— Exercise description —
Please output the records below in full, exactly as given, but without the images.

··········

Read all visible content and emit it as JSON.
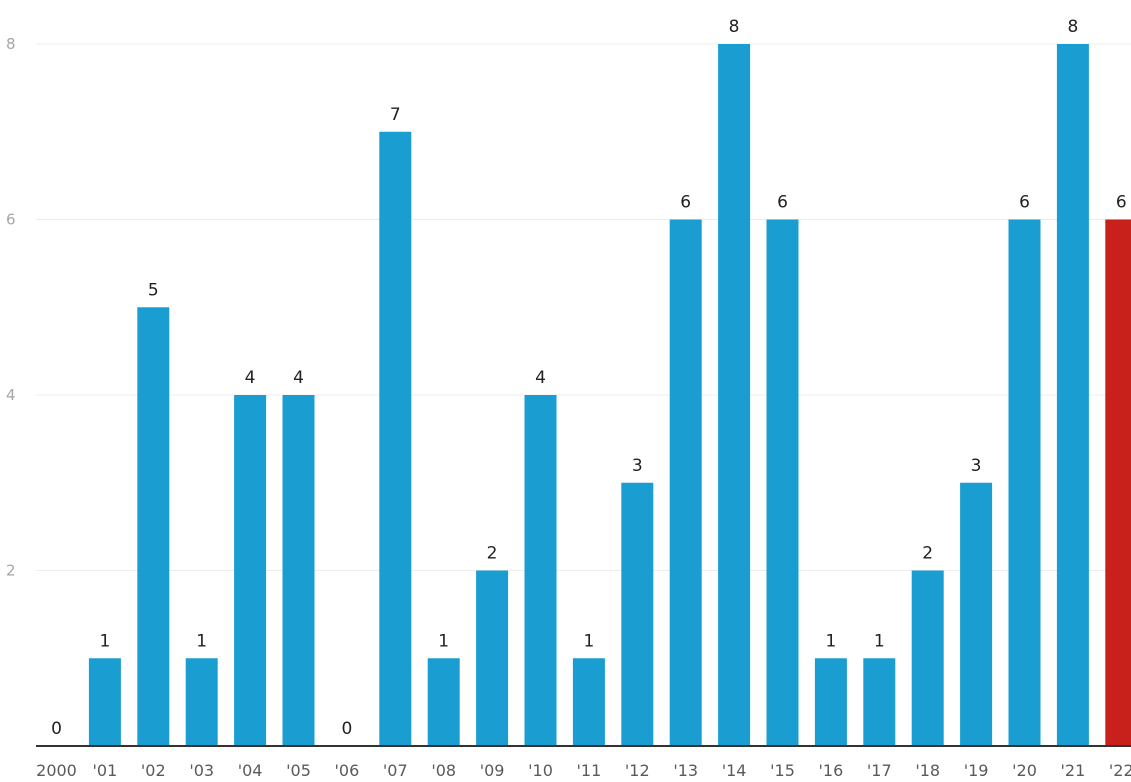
{
  "chart_data": {
    "type": "bar",
    "title": "",
    "xlabel": "",
    "ylabel": "",
    "categories": [
      "2000",
      "'01",
      "'02",
      "'03",
      "'04",
      "'05",
      "'06",
      "'07",
      "'08",
      "'09",
      "'10",
      "'11",
      "'12",
      "'13",
      "'14",
      "'15",
      "'16",
      "'17",
      "'18",
      "'19",
      "'20",
      "'21",
      "'22"
    ],
    "values": [
      0,
      1,
      5,
      1,
      4,
      4,
      0,
      7,
      1,
      2,
      4,
      1,
      3,
      6,
      8,
      6,
      1,
      1,
      2,
      3,
      6,
      8,
      6
    ],
    "data_labels": [
      "0",
      "1",
      "5",
      "1",
      "4",
      "4",
      "0",
      "7",
      "1",
      "2",
      "4",
      "1",
      "3",
      "6",
      "8",
      "6",
      "1",
      "1",
      "2",
      "3",
      "6",
      "8",
      "6"
    ],
    "ylim": [
      0,
      8
    ],
    "y_ticks": [
      "2",
      "4",
      "6",
      "8"
    ],
    "grid": true,
    "legend": "none",
    "colors": {
      "bar": "#1a9ed1",
      "highlight": "#c8211c",
      "highlight_index": 22
    }
  }
}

··········

— The answer —
Read all visible content and emit it as JSON.
{
  "chart_data": {
    "type": "bar",
    "title": "",
    "xlabel": "",
    "ylabel": "",
    "categories": [
      "2000",
      "'01",
      "'02",
      "'03",
      "'04",
      "'05",
      "'06",
      "'07",
      "'08",
      "'09",
      "'10",
      "'11",
      "'12",
      "'13",
      "'14",
      "'15",
      "'16",
      "'17",
      "'18",
      "'19",
      "'20",
      "'21",
      "'22"
    ],
    "values": [
      0,
      1,
      5,
      1,
      4,
      4,
      0,
      7,
      1,
      2,
      4,
      1,
      3,
      6,
      8,
      6,
      1,
      1,
      2,
      3,
      6,
      8,
      6
    ],
    "data_labels": [
      "0",
      "1",
      "5",
      "1",
      "4",
      "4",
      "0",
      "7",
      "1",
      "2",
      "4",
      "1",
      "3",
      "6",
      "8",
      "6",
      "1",
      "1",
      "2",
      "3",
      "6",
      "8",
      "6"
    ],
    "ylim": [
      0,
      8
    ],
    "y_ticks": [
      "2",
      "4",
      "6",
      "8"
    ],
    "grid": true,
    "legend": "none",
    "colors": {
      "bar": "#1a9ed1",
      "highlight": "#c8211c",
      "highlight_index": 22
    }
  }
}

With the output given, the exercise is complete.